-- BEGIN Records for the task --

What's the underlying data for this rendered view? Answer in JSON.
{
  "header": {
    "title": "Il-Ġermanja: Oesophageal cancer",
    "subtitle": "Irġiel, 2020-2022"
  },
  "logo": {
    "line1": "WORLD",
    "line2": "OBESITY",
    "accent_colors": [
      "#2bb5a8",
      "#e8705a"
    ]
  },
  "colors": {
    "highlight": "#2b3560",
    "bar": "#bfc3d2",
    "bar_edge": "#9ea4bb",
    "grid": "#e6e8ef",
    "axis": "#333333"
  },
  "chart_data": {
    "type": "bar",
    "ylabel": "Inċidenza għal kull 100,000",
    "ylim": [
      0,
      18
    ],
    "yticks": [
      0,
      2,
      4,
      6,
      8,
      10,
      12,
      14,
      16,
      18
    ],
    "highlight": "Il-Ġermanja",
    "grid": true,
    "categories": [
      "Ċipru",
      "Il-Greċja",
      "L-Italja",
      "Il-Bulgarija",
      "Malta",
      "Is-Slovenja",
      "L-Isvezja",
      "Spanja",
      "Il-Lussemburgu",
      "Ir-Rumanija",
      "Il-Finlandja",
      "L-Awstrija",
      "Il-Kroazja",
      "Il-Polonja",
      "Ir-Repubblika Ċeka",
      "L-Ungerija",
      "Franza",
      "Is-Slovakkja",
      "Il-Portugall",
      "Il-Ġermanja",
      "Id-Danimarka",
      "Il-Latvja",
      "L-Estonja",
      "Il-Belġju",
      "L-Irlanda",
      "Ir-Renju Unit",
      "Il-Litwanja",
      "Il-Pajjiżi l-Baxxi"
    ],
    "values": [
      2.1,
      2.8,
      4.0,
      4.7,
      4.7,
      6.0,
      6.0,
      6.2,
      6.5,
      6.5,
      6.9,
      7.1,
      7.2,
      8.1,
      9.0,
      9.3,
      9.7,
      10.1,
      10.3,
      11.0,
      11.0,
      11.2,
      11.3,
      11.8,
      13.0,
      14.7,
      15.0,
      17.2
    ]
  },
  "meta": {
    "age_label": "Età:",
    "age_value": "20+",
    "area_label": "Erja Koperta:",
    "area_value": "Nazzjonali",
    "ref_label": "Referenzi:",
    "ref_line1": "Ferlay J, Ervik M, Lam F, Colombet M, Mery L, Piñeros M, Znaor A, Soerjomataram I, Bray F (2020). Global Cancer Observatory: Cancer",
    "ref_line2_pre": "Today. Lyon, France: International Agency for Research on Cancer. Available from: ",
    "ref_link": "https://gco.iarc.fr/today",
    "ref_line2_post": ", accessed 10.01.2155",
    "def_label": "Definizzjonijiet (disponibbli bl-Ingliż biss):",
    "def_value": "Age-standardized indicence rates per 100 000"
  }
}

-- END Records for the task --

# Exercise details
Find every line in the entries that includes the word "highlight", then state how many there are and nothing else.

# Answer to the exercise
2